──────── Supplied data ────────
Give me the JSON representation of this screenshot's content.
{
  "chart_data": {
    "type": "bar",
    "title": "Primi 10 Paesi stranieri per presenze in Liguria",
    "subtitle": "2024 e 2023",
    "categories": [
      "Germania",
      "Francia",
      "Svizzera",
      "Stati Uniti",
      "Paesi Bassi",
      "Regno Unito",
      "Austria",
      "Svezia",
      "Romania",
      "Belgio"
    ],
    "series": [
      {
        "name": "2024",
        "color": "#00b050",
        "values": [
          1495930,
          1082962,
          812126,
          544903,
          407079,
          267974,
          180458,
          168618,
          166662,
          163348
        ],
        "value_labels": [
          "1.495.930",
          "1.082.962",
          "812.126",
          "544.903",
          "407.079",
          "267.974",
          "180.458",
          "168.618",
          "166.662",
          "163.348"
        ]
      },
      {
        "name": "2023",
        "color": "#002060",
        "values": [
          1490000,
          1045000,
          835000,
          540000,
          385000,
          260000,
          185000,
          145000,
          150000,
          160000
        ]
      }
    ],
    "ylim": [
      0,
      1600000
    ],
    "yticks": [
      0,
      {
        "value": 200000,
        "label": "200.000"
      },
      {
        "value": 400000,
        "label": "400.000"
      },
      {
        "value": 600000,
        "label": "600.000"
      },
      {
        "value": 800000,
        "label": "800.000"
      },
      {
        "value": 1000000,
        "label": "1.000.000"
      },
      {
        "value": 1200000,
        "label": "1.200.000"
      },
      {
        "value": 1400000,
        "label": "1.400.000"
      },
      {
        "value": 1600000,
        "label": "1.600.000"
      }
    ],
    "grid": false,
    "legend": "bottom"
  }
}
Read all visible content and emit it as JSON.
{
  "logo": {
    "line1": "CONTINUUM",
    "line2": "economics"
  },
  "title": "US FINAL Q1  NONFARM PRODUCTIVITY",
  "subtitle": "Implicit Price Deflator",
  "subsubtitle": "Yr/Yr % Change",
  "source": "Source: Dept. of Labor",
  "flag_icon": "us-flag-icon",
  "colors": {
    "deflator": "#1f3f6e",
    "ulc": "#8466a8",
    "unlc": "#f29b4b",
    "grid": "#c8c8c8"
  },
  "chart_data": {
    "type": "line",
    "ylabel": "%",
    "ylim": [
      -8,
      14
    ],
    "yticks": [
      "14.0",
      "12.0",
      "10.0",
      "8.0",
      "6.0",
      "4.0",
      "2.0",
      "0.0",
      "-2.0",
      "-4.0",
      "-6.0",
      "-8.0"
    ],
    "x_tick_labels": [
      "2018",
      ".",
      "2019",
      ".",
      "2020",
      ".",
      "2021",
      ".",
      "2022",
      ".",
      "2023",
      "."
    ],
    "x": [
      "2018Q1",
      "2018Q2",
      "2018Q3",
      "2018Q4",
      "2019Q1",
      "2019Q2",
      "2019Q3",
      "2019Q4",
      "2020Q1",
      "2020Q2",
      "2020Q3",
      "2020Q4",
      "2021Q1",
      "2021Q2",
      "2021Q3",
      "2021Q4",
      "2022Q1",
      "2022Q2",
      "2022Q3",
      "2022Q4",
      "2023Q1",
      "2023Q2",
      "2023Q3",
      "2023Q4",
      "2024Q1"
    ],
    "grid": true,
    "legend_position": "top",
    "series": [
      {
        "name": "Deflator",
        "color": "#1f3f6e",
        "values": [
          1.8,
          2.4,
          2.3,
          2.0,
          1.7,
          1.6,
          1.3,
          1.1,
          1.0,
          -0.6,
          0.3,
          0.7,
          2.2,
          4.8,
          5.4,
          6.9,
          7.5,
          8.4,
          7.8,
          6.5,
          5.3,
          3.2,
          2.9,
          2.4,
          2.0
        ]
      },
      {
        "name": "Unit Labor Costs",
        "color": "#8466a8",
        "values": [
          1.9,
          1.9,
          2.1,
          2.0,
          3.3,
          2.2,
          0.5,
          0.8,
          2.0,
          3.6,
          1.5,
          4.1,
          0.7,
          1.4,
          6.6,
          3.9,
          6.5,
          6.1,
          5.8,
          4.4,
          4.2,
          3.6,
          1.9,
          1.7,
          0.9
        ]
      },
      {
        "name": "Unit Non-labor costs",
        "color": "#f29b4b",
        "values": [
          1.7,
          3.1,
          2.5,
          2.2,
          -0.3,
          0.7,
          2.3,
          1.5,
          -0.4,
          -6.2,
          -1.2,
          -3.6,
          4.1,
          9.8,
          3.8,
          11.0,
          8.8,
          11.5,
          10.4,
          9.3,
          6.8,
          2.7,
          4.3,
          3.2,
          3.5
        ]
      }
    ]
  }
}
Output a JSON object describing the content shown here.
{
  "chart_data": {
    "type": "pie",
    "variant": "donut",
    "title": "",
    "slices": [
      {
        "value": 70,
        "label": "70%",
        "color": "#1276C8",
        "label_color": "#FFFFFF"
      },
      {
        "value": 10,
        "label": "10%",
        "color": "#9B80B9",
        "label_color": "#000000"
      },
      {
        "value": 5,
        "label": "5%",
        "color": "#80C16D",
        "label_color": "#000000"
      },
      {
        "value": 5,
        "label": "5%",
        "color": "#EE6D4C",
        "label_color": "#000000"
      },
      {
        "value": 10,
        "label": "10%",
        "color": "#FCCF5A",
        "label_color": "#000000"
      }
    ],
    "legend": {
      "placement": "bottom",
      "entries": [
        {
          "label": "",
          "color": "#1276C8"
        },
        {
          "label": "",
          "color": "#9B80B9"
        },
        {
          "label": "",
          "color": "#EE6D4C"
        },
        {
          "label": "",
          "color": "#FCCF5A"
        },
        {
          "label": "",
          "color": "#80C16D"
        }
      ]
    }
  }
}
────────
The problem:
Repeat all of the entries exactly.

Final result:
Give me the JSON representation of this screenshot's content.
{
  "chart_data": {
    "type": "bar",
    "title": "Primi 10 Paesi stranieri per presenze in Liguria",
    "subtitle": "2024 e 2023",
    "categories": [
      "Germania",
      "Francia",
      "Svizzera",
      "Stati Uniti",
      "Paesi Bassi",
      "Regno Unito",
      "Austria",
      "Svezia",
      "Romania",
      "Belgio"
    ],
    "series": [
      {
        "name": "2024",
        "color": "#00b050",
        "values": [
          1495930,
          1082962,
          812126,
          544903,
          407079,
          267974,
          180458,
          168618,
          166662,
          163348
        ],
        "value_labels": [
          "1.495.930",
          "1.082.962",
          "812.126",
          "544.903",
          "407.079",
          "267.974",
          "180.458",
          "168.618",
          "166.662",
          "163.348"
        ]
      },
      {
        "name": "2023",
        "color": "#002060",
        "values": [
          1490000,
          1045000,
          835000,
          540000,
          385000,
          260000,
          185000,
          145000,
          150000,
          160000
        ]
      }
    ],
    "ylim": [
      0,
      1600000
    ],
    "yticks": [
      0,
      {
        "value": 200000,
        "label": "200.000"
      },
      {
        "value": 400000,
        "label": "400.000"
      },
      {
        "value": 600000,
        "label": "600.000"
      },
      {
        "value": 800000,
        "label": "800.000"
      },
      {
        "value": 1000000,
        "label": "1.000.000"
      },
      {
        "value": 1200000,
        "label": "1.200.000"
      },
      {
        "value": 1400000,
        "label": "1.400.000"
      },
      {
        "value": 1600000,
        "label": "1.600.000"
      }
    ],
    "grid": false,
    "legend": "bottom"
  }
}
Read all visible content and emit it as JSON.
{
  "logo": {
    "line1": "CONTINUUM",
    "line2": "economics"
  },
  "title": "US FINAL Q1  NONFARM PRODUCTIVITY",
  "subtitle": "Implicit Price Deflator",
  "subsubtitle": "Yr/Yr % Change",
  "source": "Source: Dept. of Labor",
  "flag_icon": "us-flag-icon",
  "colors": {
    "deflator": "#1f3f6e",
    "ulc": "#8466a8",
    "unlc": "#f29b4b",
    "grid": "#c8c8c8"
  },
  "chart_data": {
    "type": "line",
    "ylabel": "%",
    "ylim": [
      -8,
      14
    ],
    "yticks": [
      "14.0",
      "12.0",
      "10.0",
      "8.0",
      "6.0",
      "4.0",
      "2.0",
      "0.0",
      "-2.0",
      "-4.0",
      "-6.0",
      "-8.0"
    ],
    "x_tick_labels": [
      "2018",
      ".",
      "2019",
      ".",
      "2020",
      ".",
      "2021",
      ".",
      "2022",
      ".",
      "2023",
      "."
    ],
    "x": [
      "2018Q1",
      "2018Q2",
      "2018Q3",
      "2018Q4",
      "2019Q1",
      "2019Q2",
      "2019Q3",
      "2019Q4",
      "2020Q1",
      "2020Q2",
      "2020Q3",
      "2020Q4",
      "2021Q1",
      "2021Q2",
      "2021Q3",
      "2021Q4",
      "2022Q1",
      "2022Q2",
      "2022Q3",
      "2022Q4",
      "2023Q1",
      "2023Q2",
      "2023Q3",
      "2023Q4",
      "2024Q1"
    ],
    "grid": true,
    "legend_position": "top",
    "series": [
      {
        "name": "Deflator",
        "color": "#1f3f6e",
        "values": [
          1.8,
          2.4,
          2.3,
          2.0,
          1.7,
          1.6,
          1.3,
          1.1,
          1.0,
          -0.6,
          0.3,
          0.7,
          2.2,
          4.8,
          5.4,
          6.9,
          7.5,
          8.4,
          7.8,
          6.5,
          5.3,
          3.2,
          2.9,
          2.4,
          2.0
        ]
      },
      {
        "name": "Unit Labor Costs",
        "color": "#8466a8",
        "values": [
          1.9,
          1.9,
          2.1,
          2.0,
          3.3,
          2.2,
          0.5,
          0.8,
          2.0,
          3.6,
          1.5,
          4.1,
          0.7,
          1.4,
          6.6,
          3.9,
          6.5,
          6.1,
          5.8,
          4.4,
          4.2,
          3.6,
          1.9,
          1.7,
          0.9
        ]
      },
      {
        "name": "Unit Non-labor costs",
        "color": "#f29b4b",
        "values": [
          1.7,
          3.1,
          2.5,
          2.2,
          -0.3,
          0.7,
          2.3,
          1.5,
          -0.4,
          -6.2,
          -1.2,
          -3.6,
          4.1,
          9.8,
          3.8,
          11.0,
          8.8,
          11.5,
          10.4,
          9.3,
          6.8,
          2.7,
          4.3,
          3.2,
          3.5
        ]
      }
    ]
  }
}
Output a JSON object describing the content shown here.
{
  "chart_data": {
    "type": "pie",
    "variant": "donut",
    "title": "",
    "slices": [
      {
        "value": 70,
        "label": "70%",
        "color": "#1276C8",
        "label_color": "#FFFFFF"
      },
      {
        "value": 10,
        "label": "10%",
        "color": "#9B80B9",
        "label_color": "#000000"
      },
      {
        "value": 5,
        "label": "5%",
        "color": "#80C16D",
        "label_color": "#000000"
      },
      {
        "value": 5,
        "label": "5%",
        "color": "#EE6D4C",
        "label_color": "#000000"
      },
      {
        "value": 10,
        "label": "10%",
        "color": "#FCCF5A",
        "label_color": "#000000"
      }
    ],
    "legend": {
      "placement": "bottom",
      "entries": [
        {
          "label": "",
          "color": "#1276C8"
        },
        {
          "label": "",
          "color": "#9B80B9"
        },
        {
          "label": "",
          "color": "#EE6D4C"
        },
        {
          "label": "",
          "color": "#FCCF5A"
        },
        {
          "label": "",
          "color": "#80C16D"
        }
      ]
    }
  }
}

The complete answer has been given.